_SET PROBLEM_
Which lines of the records contain "reach"? Collect every one of them.

_SOURCE MATERIAL_
******

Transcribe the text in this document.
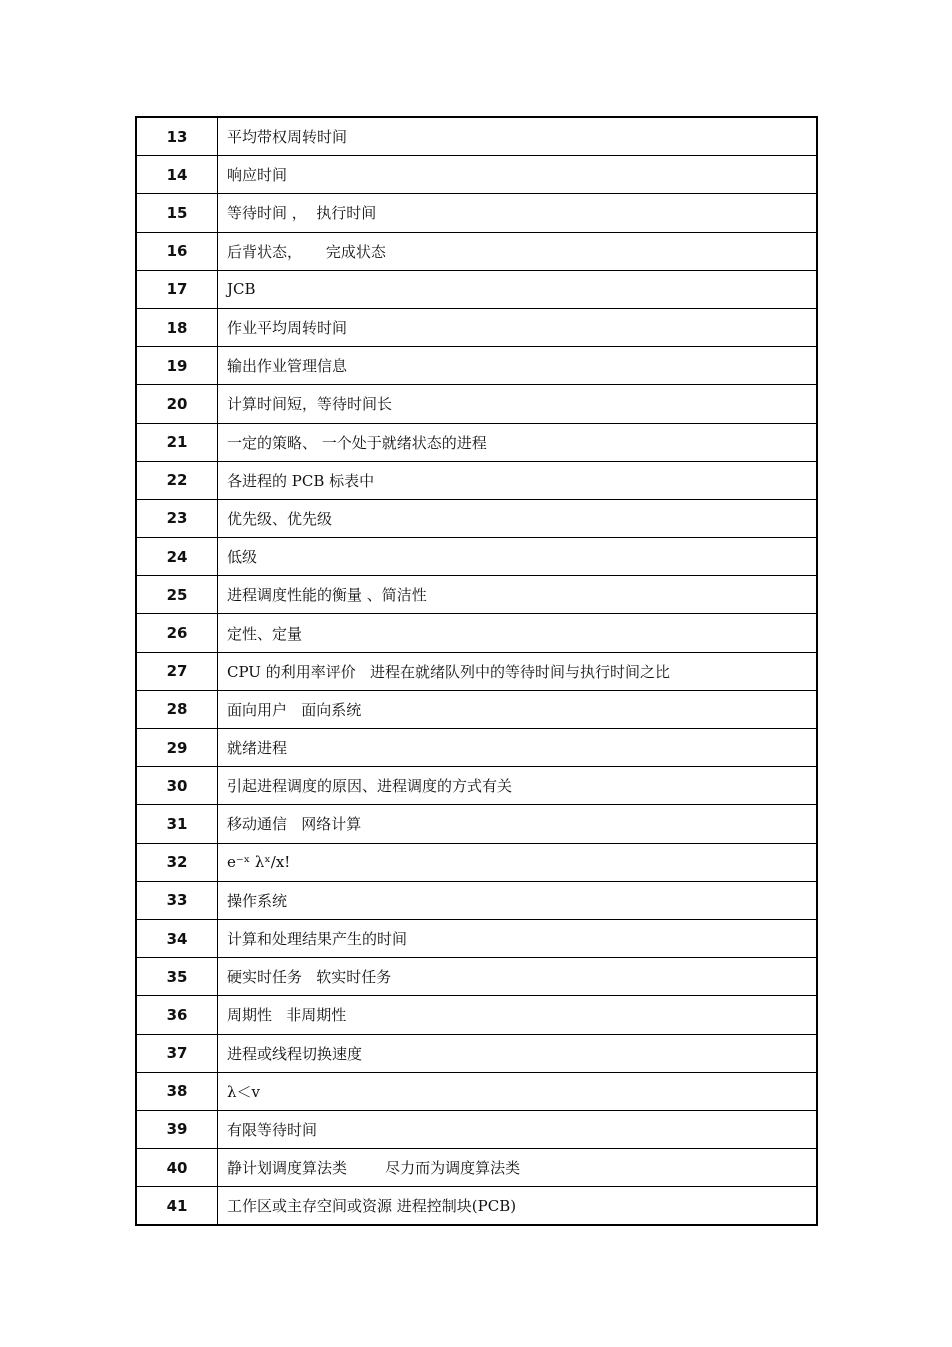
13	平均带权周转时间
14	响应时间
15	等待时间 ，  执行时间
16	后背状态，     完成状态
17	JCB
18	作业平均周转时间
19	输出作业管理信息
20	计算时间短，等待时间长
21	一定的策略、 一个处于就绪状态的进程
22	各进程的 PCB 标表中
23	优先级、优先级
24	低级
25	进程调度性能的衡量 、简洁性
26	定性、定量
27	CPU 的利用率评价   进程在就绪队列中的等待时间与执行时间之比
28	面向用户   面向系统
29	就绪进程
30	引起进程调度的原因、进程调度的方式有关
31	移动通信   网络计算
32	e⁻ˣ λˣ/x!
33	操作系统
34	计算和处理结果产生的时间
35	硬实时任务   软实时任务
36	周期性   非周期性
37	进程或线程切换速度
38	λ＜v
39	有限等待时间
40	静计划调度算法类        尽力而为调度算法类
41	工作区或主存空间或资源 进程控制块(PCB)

******

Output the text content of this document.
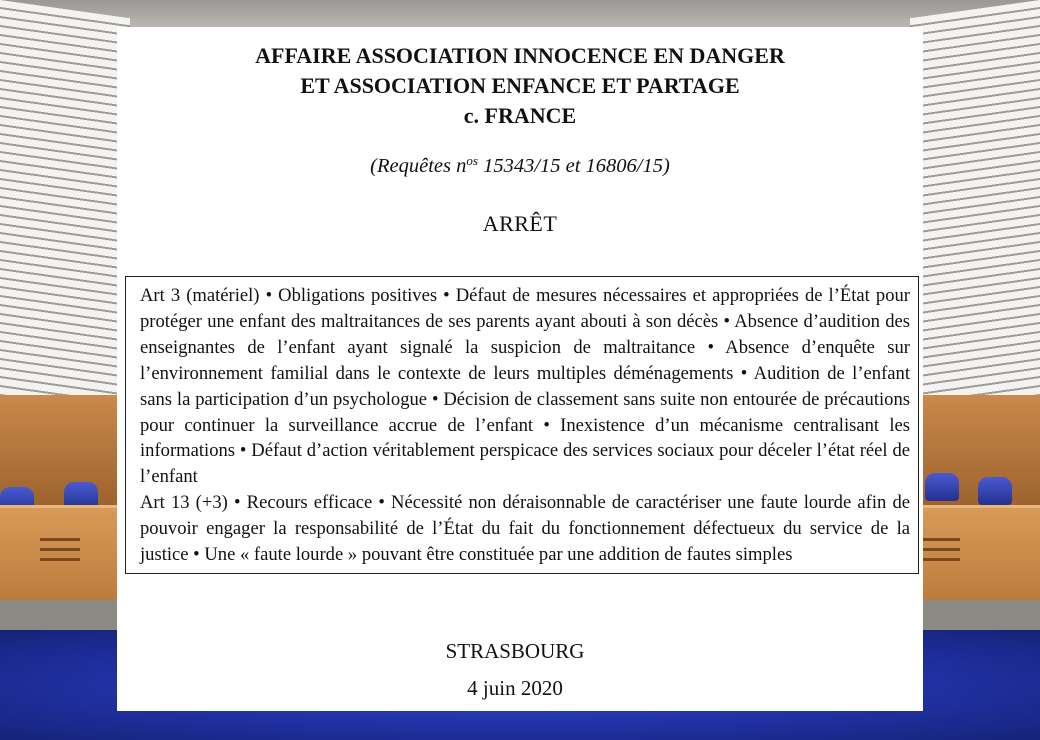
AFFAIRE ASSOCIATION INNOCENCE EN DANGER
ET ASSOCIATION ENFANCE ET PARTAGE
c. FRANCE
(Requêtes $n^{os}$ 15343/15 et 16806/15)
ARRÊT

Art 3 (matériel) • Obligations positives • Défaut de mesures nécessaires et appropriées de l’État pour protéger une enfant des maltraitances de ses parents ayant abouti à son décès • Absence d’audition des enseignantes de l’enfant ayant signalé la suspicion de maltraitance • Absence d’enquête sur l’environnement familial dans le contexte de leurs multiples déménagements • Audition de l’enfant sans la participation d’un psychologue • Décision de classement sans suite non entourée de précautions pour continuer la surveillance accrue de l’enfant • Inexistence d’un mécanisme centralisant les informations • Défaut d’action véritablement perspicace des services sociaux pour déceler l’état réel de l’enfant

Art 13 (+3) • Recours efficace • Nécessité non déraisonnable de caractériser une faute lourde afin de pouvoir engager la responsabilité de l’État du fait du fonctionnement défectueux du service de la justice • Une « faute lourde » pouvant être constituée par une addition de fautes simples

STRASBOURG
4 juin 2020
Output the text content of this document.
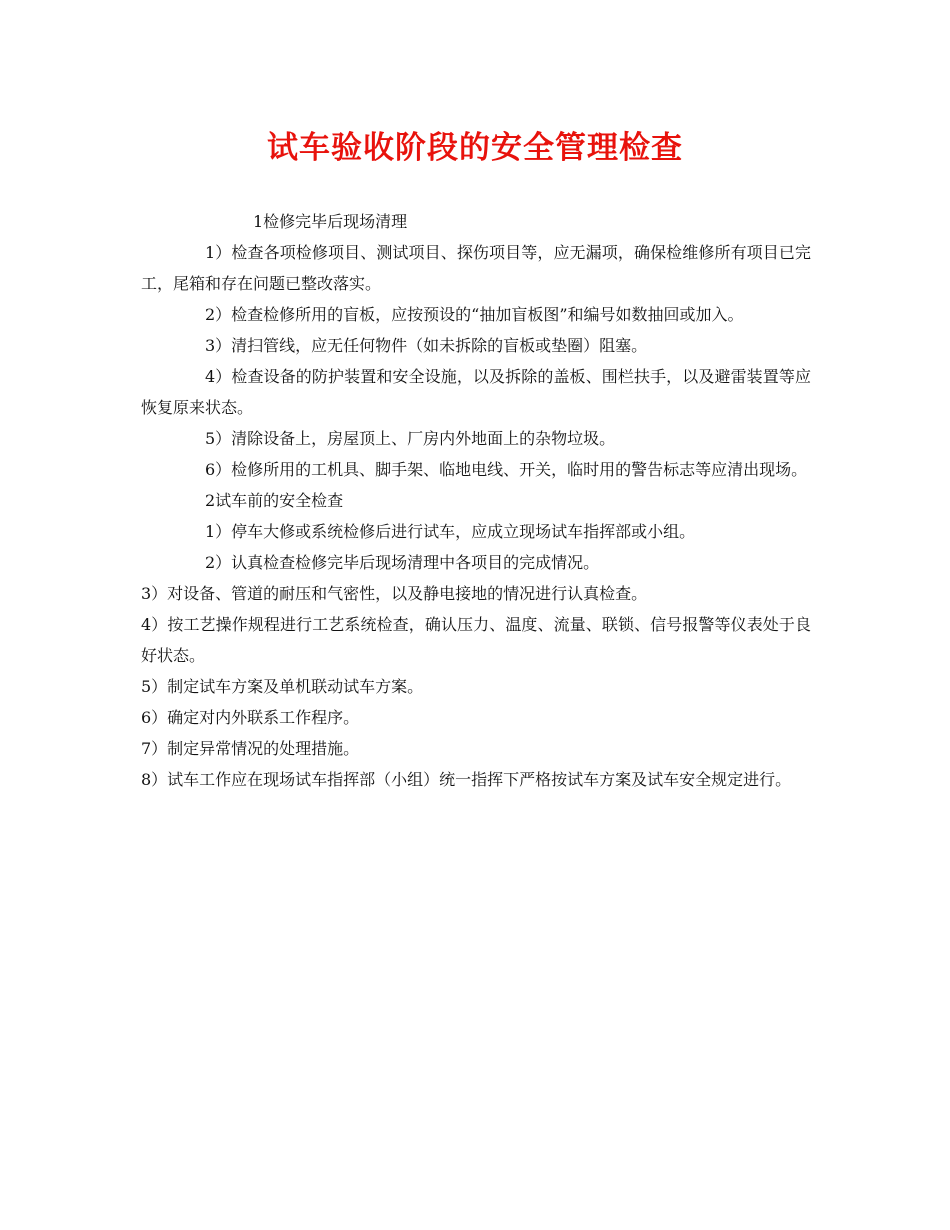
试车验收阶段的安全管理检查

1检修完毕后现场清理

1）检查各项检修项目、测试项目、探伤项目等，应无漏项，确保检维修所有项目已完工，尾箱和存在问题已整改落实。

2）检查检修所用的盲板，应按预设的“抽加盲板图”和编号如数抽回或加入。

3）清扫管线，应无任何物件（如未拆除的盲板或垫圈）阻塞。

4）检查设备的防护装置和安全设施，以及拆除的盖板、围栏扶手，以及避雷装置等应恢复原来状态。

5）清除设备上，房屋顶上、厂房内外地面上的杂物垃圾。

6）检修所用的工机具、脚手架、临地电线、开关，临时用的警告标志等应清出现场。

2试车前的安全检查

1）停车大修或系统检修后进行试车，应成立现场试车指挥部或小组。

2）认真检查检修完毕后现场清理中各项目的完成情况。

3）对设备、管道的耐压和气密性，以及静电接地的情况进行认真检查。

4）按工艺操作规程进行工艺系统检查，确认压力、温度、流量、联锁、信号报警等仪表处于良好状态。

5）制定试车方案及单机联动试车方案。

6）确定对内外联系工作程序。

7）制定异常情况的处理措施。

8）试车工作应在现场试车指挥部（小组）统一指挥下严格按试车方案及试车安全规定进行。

******

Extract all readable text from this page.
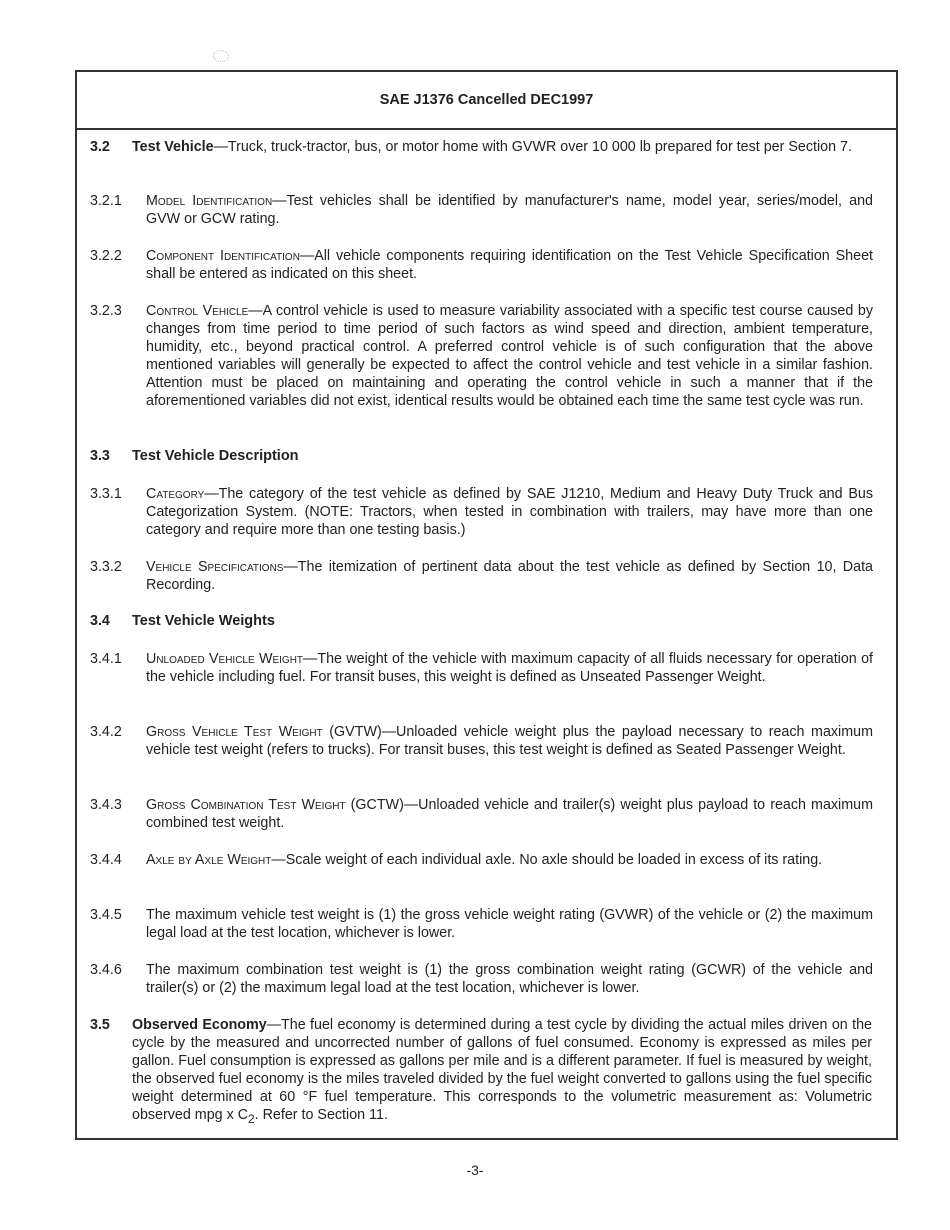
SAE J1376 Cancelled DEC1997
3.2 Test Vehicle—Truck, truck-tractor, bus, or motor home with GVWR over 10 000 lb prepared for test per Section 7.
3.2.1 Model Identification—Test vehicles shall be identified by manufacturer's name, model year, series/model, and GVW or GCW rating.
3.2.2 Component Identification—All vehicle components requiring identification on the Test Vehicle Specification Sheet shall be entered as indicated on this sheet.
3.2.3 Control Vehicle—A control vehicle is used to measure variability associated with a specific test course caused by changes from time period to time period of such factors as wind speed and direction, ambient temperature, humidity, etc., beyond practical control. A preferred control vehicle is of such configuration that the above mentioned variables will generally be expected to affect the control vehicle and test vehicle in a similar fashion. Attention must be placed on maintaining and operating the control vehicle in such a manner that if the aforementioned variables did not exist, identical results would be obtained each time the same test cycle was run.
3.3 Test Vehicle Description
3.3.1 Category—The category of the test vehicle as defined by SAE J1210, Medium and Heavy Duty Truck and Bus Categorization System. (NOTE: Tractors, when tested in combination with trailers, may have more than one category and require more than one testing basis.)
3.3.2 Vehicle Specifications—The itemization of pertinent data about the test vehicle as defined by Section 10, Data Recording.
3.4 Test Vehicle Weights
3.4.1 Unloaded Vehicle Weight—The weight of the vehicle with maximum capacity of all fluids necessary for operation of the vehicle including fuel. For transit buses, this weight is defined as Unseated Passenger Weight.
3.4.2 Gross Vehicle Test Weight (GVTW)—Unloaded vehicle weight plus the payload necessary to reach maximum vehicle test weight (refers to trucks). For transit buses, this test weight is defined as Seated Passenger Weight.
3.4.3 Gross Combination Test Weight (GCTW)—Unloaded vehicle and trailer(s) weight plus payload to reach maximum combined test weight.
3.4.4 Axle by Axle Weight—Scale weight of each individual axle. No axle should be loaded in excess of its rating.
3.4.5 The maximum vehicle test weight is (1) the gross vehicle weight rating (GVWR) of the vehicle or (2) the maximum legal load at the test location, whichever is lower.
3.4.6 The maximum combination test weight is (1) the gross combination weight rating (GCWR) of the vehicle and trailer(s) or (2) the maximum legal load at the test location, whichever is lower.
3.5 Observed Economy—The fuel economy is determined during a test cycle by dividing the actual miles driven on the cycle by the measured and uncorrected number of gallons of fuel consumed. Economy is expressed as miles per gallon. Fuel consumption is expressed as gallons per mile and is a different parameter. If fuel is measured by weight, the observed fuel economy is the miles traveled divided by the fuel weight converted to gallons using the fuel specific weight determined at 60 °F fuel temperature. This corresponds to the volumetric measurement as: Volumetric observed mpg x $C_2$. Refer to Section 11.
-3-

******

_RESULT_
3.4.2 Gross Vehicle Test Weight (GVTW)—Unloaded vehicle weight plus the payload necessary to reach maximum vehicle test weight (refers to trucks). For transit buses, this test weight is defined as Seated Passenger Weight.
3.4.3 Gross Combination Test Weight (GCTW)—Unloaded vehicle and trailer(s) weight plus payload to reach maximum combined test weight.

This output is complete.